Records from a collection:
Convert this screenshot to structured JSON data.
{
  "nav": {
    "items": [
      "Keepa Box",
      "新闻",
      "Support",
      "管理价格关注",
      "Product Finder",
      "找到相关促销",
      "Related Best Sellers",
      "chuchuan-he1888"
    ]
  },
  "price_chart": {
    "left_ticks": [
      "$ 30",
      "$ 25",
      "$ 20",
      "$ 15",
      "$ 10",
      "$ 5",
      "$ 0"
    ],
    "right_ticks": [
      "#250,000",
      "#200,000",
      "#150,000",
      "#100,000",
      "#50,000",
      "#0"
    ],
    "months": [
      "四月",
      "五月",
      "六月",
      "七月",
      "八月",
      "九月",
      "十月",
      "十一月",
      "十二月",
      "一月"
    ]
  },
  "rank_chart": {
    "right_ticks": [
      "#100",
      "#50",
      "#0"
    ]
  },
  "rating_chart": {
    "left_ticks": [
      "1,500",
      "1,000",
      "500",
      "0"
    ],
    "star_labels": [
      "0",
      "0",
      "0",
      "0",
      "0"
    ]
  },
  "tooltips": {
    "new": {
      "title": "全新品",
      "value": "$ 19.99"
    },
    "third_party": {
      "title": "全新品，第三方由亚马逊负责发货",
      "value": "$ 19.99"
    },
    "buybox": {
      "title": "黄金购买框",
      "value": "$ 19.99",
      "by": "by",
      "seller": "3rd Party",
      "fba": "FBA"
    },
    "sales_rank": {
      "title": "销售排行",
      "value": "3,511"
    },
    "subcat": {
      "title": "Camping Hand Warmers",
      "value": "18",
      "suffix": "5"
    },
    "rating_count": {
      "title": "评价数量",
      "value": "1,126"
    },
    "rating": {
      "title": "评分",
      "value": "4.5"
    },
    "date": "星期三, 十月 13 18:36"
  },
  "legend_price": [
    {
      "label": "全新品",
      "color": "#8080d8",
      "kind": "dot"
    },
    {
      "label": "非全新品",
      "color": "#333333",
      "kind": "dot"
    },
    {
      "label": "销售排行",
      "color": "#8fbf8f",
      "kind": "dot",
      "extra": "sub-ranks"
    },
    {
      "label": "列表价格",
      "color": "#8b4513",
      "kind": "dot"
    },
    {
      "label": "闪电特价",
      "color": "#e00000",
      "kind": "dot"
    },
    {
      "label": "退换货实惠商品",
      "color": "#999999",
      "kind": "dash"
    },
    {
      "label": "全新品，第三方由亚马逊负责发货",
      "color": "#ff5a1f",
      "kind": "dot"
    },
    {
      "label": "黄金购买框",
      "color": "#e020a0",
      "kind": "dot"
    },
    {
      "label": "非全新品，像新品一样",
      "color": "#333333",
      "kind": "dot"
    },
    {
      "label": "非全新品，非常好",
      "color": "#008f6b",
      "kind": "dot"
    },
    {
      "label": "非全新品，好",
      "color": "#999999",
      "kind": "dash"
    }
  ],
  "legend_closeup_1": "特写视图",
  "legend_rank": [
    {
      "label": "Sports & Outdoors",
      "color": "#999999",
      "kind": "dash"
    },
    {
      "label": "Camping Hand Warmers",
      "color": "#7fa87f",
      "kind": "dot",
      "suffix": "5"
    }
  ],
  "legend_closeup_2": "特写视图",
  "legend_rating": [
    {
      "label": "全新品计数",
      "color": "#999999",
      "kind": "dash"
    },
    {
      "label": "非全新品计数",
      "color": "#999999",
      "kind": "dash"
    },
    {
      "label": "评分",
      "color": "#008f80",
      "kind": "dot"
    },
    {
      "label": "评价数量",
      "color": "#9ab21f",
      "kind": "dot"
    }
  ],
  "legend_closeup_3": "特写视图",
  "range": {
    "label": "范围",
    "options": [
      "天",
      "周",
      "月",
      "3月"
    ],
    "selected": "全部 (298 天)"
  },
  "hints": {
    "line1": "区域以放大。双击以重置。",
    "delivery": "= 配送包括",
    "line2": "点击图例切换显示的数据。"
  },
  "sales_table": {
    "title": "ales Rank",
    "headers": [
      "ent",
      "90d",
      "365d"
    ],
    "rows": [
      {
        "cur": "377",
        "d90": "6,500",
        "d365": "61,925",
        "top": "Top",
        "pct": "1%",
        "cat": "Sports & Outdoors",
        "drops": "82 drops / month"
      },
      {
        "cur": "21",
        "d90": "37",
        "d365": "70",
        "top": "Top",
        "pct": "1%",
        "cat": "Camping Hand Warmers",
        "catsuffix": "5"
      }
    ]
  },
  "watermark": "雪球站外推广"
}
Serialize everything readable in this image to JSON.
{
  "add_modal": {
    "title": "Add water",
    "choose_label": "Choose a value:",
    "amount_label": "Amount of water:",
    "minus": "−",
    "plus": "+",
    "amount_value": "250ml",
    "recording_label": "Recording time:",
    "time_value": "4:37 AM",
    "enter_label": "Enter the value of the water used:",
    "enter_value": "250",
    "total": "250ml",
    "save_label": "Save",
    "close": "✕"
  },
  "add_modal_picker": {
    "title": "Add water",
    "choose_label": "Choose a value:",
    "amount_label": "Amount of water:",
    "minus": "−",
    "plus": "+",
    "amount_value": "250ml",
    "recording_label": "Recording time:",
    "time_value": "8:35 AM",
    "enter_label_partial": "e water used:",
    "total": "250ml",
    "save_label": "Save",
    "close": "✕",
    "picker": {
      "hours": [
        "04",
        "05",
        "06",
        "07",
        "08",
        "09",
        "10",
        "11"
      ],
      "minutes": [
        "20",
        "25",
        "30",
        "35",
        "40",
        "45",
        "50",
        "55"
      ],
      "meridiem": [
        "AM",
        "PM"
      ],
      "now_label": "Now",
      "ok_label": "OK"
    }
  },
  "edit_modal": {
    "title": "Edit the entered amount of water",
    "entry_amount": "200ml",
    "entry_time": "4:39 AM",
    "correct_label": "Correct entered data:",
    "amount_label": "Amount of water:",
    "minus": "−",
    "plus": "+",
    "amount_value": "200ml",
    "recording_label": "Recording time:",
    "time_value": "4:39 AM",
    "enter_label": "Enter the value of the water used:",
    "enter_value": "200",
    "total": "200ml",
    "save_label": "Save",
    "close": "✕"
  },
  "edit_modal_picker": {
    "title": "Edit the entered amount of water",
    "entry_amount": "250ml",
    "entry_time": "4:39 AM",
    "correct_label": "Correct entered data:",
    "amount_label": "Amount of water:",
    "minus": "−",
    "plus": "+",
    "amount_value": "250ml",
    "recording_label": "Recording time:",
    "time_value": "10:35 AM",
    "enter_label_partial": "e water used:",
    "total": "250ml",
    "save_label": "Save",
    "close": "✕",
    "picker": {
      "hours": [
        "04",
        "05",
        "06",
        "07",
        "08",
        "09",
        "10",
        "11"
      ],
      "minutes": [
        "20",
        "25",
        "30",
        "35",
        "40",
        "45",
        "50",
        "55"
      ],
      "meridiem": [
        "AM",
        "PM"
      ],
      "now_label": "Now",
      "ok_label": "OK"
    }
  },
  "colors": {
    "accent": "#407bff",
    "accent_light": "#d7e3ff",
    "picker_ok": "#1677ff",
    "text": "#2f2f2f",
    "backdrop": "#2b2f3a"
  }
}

• _WHAT YOU WILL DO_
Each entry must be reproduced verbatim.

• _TASK SOLUTION_
Convert this screenshot to structured JSON data.
{
  "nav": {
    "items": [
      "Keepa Box",
      "新闻",
      "Support",
      "管理价格关注",
      "Product Finder",
      "找到相关促销",
      "Related Best Sellers",
      "chuchuan-he1888"
    ]
  },
  "price_chart": {
    "left_ticks": [
      "$ 30",
      "$ 25",
      "$ 20",
      "$ 15",
      "$ 10",
      "$ 5",
      "$ 0"
    ],
    "right_ticks": [
      "#250,000",
      "#200,000",
      "#150,000",
      "#100,000",
      "#50,000",
      "#0"
    ],
    "months": [
      "四月",
      "五月",
      "六月",
      "七月",
      "八月",
      "九月",
      "十月",
      "十一月",
      "十二月",
      "一月"
    ]
  },
  "rank_chart": {
    "right_ticks": [
      "#100",
      "#50",
      "#0"
    ]
  },
  "rating_chart": {
    "left_ticks": [
      "1,500",
      "1,000",
      "500",
      "0"
    ],
    "star_labels": [
      "0",
      "0",
      "0",
      "0",
      "0"
    ]
  },
  "tooltips": {
    "new": {
      "title": "全新品",
      "value": "$ 19.99"
    },
    "third_party": {
      "title": "全新品，第三方由亚马逊负责发货",
      "value": "$ 19.99"
    },
    "buybox": {
      "title": "黄金购买框",
      "value": "$ 19.99",
      "by": "by",
      "seller": "3rd Party",
      "fba": "FBA"
    },
    "sales_rank": {
      "title": "销售排行",
      "value": "3,511"
    },
    "subcat": {
      "title": "Camping Hand Warmers",
      "value": "18",
      "suffix": "5"
    },
    "rating_count": {
      "title": "评价数量",
      "value": "1,126"
    },
    "rating": {
      "title": "评分",
      "value": "4.5"
    },
    "date": "星期三, 十月 13 18:36"
  },
  "legend_price": [
    {
      "label": "全新品",
      "color": "#8080d8",
      "kind": "dot"
    },
    {
      "label": "非全新品",
      "color": "#333333",
      "kind": "dot"
    },
    {
      "label": "销售排行",
      "color": "#8fbf8f",
      "kind": "dot",
      "extra": "sub-ranks"
    },
    {
      "label": "列表价格",
      "color": "#8b4513",
      "kind": "dot"
    },
    {
      "label": "闪电特价",
      "color": "#e00000",
      "kind": "dot"
    },
    {
      "label": "退换货实惠商品",
      "color": "#999999",
      "kind": "dash"
    },
    {
      "label": "全新品，第三方由亚马逊负责发货",
      "color": "#ff5a1f",
      "kind": "dot"
    },
    {
      "label": "黄金购买框",
      "color": "#e020a0",
      "kind": "dot"
    },
    {
      "label": "非全新品，像新品一样",
      "color": "#333333",
      "kind": "dot"
    },
    {
      "label": "非全新品，非常好",
      "color": "#008f6b",
      "kind": "dot"
    },
    {
      "label": "非全新品，好",
      "color": "#999999",
      "kind": "dash"
    }
  ],
  "legend_closeup_1": "特写视图",
  "legend_rank": [
    {
      "label": "Sports & Outdoors",
      "color": "#999999",
      "kind": "dash"
    },
    {
      "label": "Camping Hand Warmers",
      "color": "#7fa87f",
      "kind": "dot",
      "suffix": "5"
    }
  ],
  "legend_closeup_2": "特写视图",
  "legend_rating": [
    {
      "label": "全新品计数",
      "color": "#999999",
      "kind": "dash"
    },
    {
      "label": "非全新品计数",
      "color": "#999999",
      "kind": "dash"
    },
    {
      "label": "评分",
      "color": "#008f80",
      "kind": "dot"
    },
    {
      "label": "评价数量",
      "color": "#9ab21f",
      "kind": "dot"
    }
  ],
  "legend_closeup_3": "特写视图",
  "range": {
    "label": "范围",
    "options": [
      "天",
      "周",
      "月",
      "3月"
    ],
    "selected": "全部 (298 天)"
  },
  "hints": {
    "line1": "区域以放大。双击以重置。",
    "delivery": "= 配送包括",
    "line2": "点击图例切换显示的数据。"
  },
  "sales_table": {
    "title": "ales Rank",
    "headers": [
      "ent",
      "90d",
      "365d"
    ],
    "rows": [
      {
        "cur": "377",
        "d90": "6,500",
        "d365": "61,925",
        "top": "Top",
        "pct": "1%",
        "cat": "Sports & Outdoors",
        "drops": "82 drops / month"
      },
      {
        "cur": "21",
        "d90": "37",
        "d365": "70",
        "top": "Top",
        "pct": "1%",
        "cat": "Camping Hand Warmers",
        "catsuffix": "5"
      }
    ]
  },
  "watermark": "雪球站外推广"
}
Serialize everything readable in this image to JSON.
{
  "add_modal": {
    "title": "Add water",
    "choose_label": "Choose a value:",
    "amount_label": "Amount of water:",
    "minus": "−",
    "plus": "+",
    "amount_value": "250ml",
    "recording_label": "Recording time:",
    "time_value": "4:37 AM",
    "enter_label": "Enter the value of the water used:",
    "enter_value": "250",
    "total": "250ml",
    "save_label": "Save",
    "close": "✕"
  },
  "add_modal_picker": {
    "title": "Add water",
    "choose_label": "Choose a value:",
    "amount_label": "Amount of water:",
    "minus": "−",
    "plus": "+",
    "amount_value": "250ml",
    "recording_label": "Recording time:",
    "time_value": "8:35 AM",
    "enter_label_partial": "e water used:",
    "total": "250ml",
    "save_label": "Save",
    "close": "✕",
    "picker": {
      "hours": [
        "04",
        "05",
        "06",
        "07",
        "08",
        "09",
        "10",
        "11"
      ],
      "minutes": [
        "20",
        "25",
        "30",
        "35",
        "40",
        "45",
        "50",
        "55"
      ],
      "meridiem": [
        "AM",
        "PM"
      ],
      "now_label": "Now",
      "ok_label": "OK"
    }
  },
  "edit_modal": {
    "title": "Edit the entered amount of water",
    "entry_amount": "200ml",
    "entry_time": "4:39 AM",
    "correct_label": "Correct entered data:",
    "amount_label": "Amount of water:",
    "minus": "−",
    "plus": "+",
    "amount_value": "200ml",
    "recording_label": "Recording time:",
    "time_value": "4:39 AM",
    "enter_label": "Enter the value of the water used:",
    "enter_value": "200",
    "total": "200ml",
    "save_label": "Save",
    "close": "✕"
  },
  "edit_modal_picker": {
    "title": "Edit the entered amount of water",
    "entry_amount": "250ml",
    "entry_time": "4:39 AM",
    "correct_label": "Correct entered data:",
    "amount_label": "Amount of water:",
    "minus": "−",
    "plus": "+",
    "amount_value": "250ml",
    "recording_label": "Recording time:",
    "time_value": "10:35 AM",
    "enter_label_partial": "e water used:",
    "total": "250ml",
    "save_label": "Save",
    "close": "✕",
    "picker": {
      "hours": [
        "04",
        "05",
        "06",
        "07",
        "08",
        "09",
        "10",
        "11"
      ],
      "minutes": [
        "20",
        "25",
        "30",
        "35",
        "40",
        "45",
        "50",
        "55"
      ],
      "meridiem": [
        "AM",
        "PM"
      ],
      "now_label": "Now",
      "ok_label": "OK"
    }
  },
  "colors": {
    "accent": "#407bff",
    "accent_light": "#d7e3ff",
    "picker_ok": "#1677ff",
    "text": "#2f2f2f",
    "backdrop": "#2b2f3a"
  }
}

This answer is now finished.